Task to carry out: The entries below should be given again exactly, minus their pictures.

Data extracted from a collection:
= = = = = = =

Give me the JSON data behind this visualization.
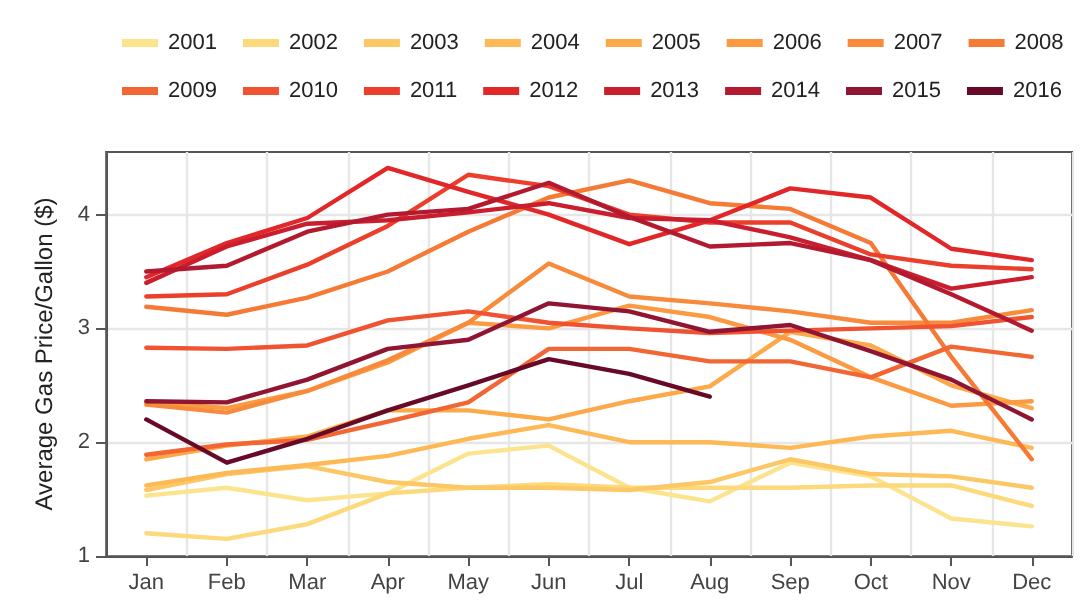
{
  "chart_data": {
    "type": "line",
    "ylabel": "Average Gas Price/Gallon ($)",
    "categories": [
      "Jan",
      "Feb",
      "Mar",
      "Apr",
      "May",
      "Jun",
      "Jul",
      "Aug",
      "Sep",
      "Oct",
      "Nov",
      "Dec"
    ],
    "series": [
      {
        "name": "2001",
        "color": "#fce48f",
        "values": [
          1.53,
          1.6,
          1.49,
          1.55,
          1.9,
          1.97,
          1.6,
          1.48,
          1.82,
          1.7,
          1.33,
          1.26
        ]
      },
      {
        "name": "2002",
        "color": "#fcd97a",
        "values": [
          1.2,
          1.15,
          1.28,
          1.55,
          1.6,
          1.63,
          1.6,
          1.6,
          1.6,
          1.62,
          1.62,
          1.44
        ]
      },
      {
        "name": "2003",
        "color": "#fcc865",
        "values": [
          1.58,
          1.72,
          1.79,
          1.65,
          1.6,
          1.6,
          1.58,
          1.65,
          1.85,
          1.72,
          1.7,
          1.6
        ]
      },
      {
        "name": "2004",
        "color": "#fdb956",
        "values": [
          1.62,
          1.73,
          1.8,
          1.88,
          2.03,
          2.15,
          2.0,
          2.0,
          1.95,
          2.05,
          2.1,
          1.95
        ]
      },
      {
        "name": "2005",
        "color": "#fca94a",
        "values": [
          1.85,
          1.97,
          2.05,
          2.28,
          2.28,
          2.2,
          2.36,
          2.49,
          2.97,
          2.85,
          2.5,
          2.3
        ]
      },
      {
        "name": "2006",
        "color": "#fb9a41",
        "values": [
          2.35,
          2.3,
          2.45,
          2.7,
          3.05,
          3.0,
          3.2,
          3.1,
          2.9,
          2.57,
          2.32,
          2.36
        ]
      },
      {
        "name": "2007",
        "color": "#f88b3b",
        "values": [
          2.33,
          2.26,
          2.45,
          2.72,
          3.05,
          3.57,
          3.28,
          3.22,
          3.15,
          3.05,
          3.05,
          3.16
        ]
      },
      {
        "name": "2008",
        "color": "#f57a36",
        "values": [
          3.19,
          3.12,
          3.27,
          3.5,
          3.85,
          4.15,
          4.3,
          4.1,
          4.05,
          3.75,
          2.75,
          1.85
        ]
      },
      {
        "name": "2009",
        "color": "#f26633",
        "values": [
          1.89,
          1.98,
          2.02,
          2.18,
          2.35,
          2.82,
          2.82,
          2.71,
          2.71,
          2.57,
          2.84,
          2.75
        ]
      },
      {
        "name": "2010",
        "color": "#ef5331",
        "values": [
          2.83,
          2.82,
          2.85,
          3.07,
          3.15,
          3.05,
          3.0,
          2.96,
          2.98,
          3.0,
          3.02,
          3.1
        ]
      },
      {
        "name": "2011",
        "color": "#eb3f2c",
        "values": [
          3.28,
          3.3,
          3.56,
          3.9,
          4.35,
          4.25,
          4.0,
          3.93,
          3.93,
          3.65,
          3.55,
          3.52
        ]
      },
      {
        "name": "2012",
        "color": "#e22729",
        "values": [
          3.45,
          3.75,
          3.97,
          4.41,
          4.2,
          4.0,
          3.74,
          3.95,
          4.23,
          4.15,
          3.7,
          3.6
        ]
      },
      {
        "name": "2013",
        "color": "#ca1d2e",
        "values": [
          3.4,
          3.72,
          3.92,
          3.95,
          4.02,
          4.1,
          3.97,
          3.95,
          3.8,
          3.6,
          3.35,
          3.45
        ]
      },
      {
        "name": "2014",
        "color": "#b31a30",
        "values": [
          3.5,
          3.55,
          3.85,
          4.0,
          4.05,
          4.28,
          3.98,
          3.72,
          3.75,
          3.6,
          3.3,
          2.98
        ]
      },
      {
        "name": "2015",
        "color": "#8f1532",
        "values": [
          2.36,
          2.35,
          2.55,
          2.82,
          2.9,
          3.22,
          3.15,
          2.97,
          3.03,
          2.8,
          2.55,
          2.2
        ]
      },
      {
        "name": "2016",
        "color": "#670a28",
        "values": [
          2.2,
          1.82,
          2.03,
          2.28,
          2.5,
          2.73,
          2.6,
          2.4,
          null,
          null,
          null,
          null
        ]
      }
    ],
    "ylim": [
      1,
      4.55
    ],
    "yticks": [
      1,
      2,
      3,
      4
    ],
    "grid": true,
    "legend": "top",
    "marker": "none",
    "line_style": "solid"
  }
}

= = = = = = =

Written response:
Give me the JSON data behind this visualization.
{
  "chart_data": {
    "type": "line",
    "ylabel": "Average Gas Price/Gallon ($)",
    "categories": [
      "Jan",
      "Feb",
      "Mar",
      "Apr",
      "May",
      "Jun",
      "Jul",
      "Aug",
      "Sep",
      "Oct",
      "Nov",
      "Dec"
    ],
    "series": [
      {
        "name": "2001",
        "color": "#fce48f",
        "values": [
          1.53,
          1.6,
          1.49,
          1.55,
          1.9,
          1.97,
          1.6,
          1.48,
          1.82,
          1.7,
          1.33,
          1.26
        ]
      },
      {
        "name": "2002",
        "color": "#fcd97a",
        "values": [
          1.2,
          1.15,
          1.28,
          1.55,
          1.6,
          1.63,
          1.6,
          1.6,
          1.6,
          1.62,
          1.62,
          1.44
        ]
      },
      {
        "name": "2003",
        "color": "#fcc865",
        "values": [
          1.58,
          1.72,
          1.79,
          1.65,
          1.6,
          1.6,
          1.58,
          1.65,
          1.85,
          1.72,
          1.7,
          1.6
        ]
      },
      {
        "name": "2004",
        "color": "#fdb956",
        "values": [
          1.62,
          1.73,
          1.8,
          1.88,
          2.03,
          2.15,
          2.0,
          2.0,
          1.95,
          2.05,
          2.1,
          1.95
        ]
      },
      {
        "name": "2005",
        "color": "#fca94a",
        "values": [
          1.85,
          1.97,
          2.05,
          2.28,
          2.28,
          2.2,
          2.36,
          2.49,
          2.97,
          2.85,
          2.5,
          2.3
        ]
      },
      {
        "name": "2006",
        "color": "#fb9a41",
        "values": [
          2.35,
          2.3,
          2.45,
          2.7,
          3.05,
          3.0,
          3.2,
          3.1,
          2.9,
          2.57,
          2.32,
          2.36
        ]
      },
      {
        "name": "2007",
        "color": "#f88b3b",
        "values": [
          2.33,
          2.26,
          2.45,
          2.72,
          3.05,
          3.57,
          3.28,
          3.22,
          3.15,
          3.05,
          3.05,
          3.16
        ]
      },
      {
        "name": "2008",
        "color": "#f57a36",
        "values": [
          3.19,
          3.12,
          3.27,
          3.5,
          3.85,
          4.15,
          4.3,
          4.1,
          4.05,
          3.75,
          2.75,
          1.85
        ]
      },
      {
        "name": "2009",
        "color": "#f26633",
        "values": [
          1.89,
          1.98,
          2.02,
          2.18,
          2.35,
          2.82,
          2.82,
          2.71,
          2.71,
          2.57,
          2.84,
          2.75
        ]
      },
      {
        "name": "2010",
        "color": "#ef5331",
        "values": [
          2.83,
          2.82,
          2.85,
          3.07,
          3.15,
          3.05,
          3.0,
          2.96,
          2.98,
          3.0,
          3.02,
          3.1
        ]
      },
      {
        "name": "2011",
        "color": "#eb3f2c",
        "values": [
          3.28,
          3.3,
          3.56,
          3.9,
          4.35,
          4.25,
          4.0,
          3.93,
          3.93,
          3.65,
          3.55,
          3.52
        ]
      },
      {
        "name": "2012",
        "color": "#e22729",
        "values": [
          3.45,
          3.75,
          3.97,
          4.41,
          4.2,
          4.0,
          3.74,
          3.95,
          4.23,
          4.15,
          3.7,
          3.6
        ]
      },
      {
        "name": "2013",
        "color": "#ca1d2e",
        "values": [
          3.4,
          3.72,
          3.92,
          3.95,
          4.02,
          4.1,
          3.97,
          3.95,
          3.8,
          3.6,
          3.35,
          3.45
        ]
      },
      {
        "name": "2014",
        "color": "#b31a30",
        "values": [
          3.5,
          3.55,
          3.85,
          4.0,
          4.05,
          4.28,
          3.98,
          3.72,
          3.75,
          3.6,
          3.3,
          2.98
        ]
      },
      {
        "name": "2015",
        "color": "#8f1532",
        "values": [
          2.36,
          2.35,
          2.55,
          2.82,
          2.9,
          3.22,
          3.15,
          2.97,
          3.03,
          2.8,
          2.55,
          2.2
        ]
      },
      {
        "name": "2016",
        "color": "#670a28",
        "values": [
          2.2,
          1.82,
          2.03,
          2.28,
          2.5,
          2.73,
          2.6,
          2.4,
          null,
          null,
          null,
          null
        ]
      }
    ],
    "ylim": [
      1,
      4.55
    ],
    "yticks": [
      1,
      2,
      3,
      4
    ],
    "grid": true,
    "legend": "top",
    "marker": "none",
    "line_style": "solid"
  }
}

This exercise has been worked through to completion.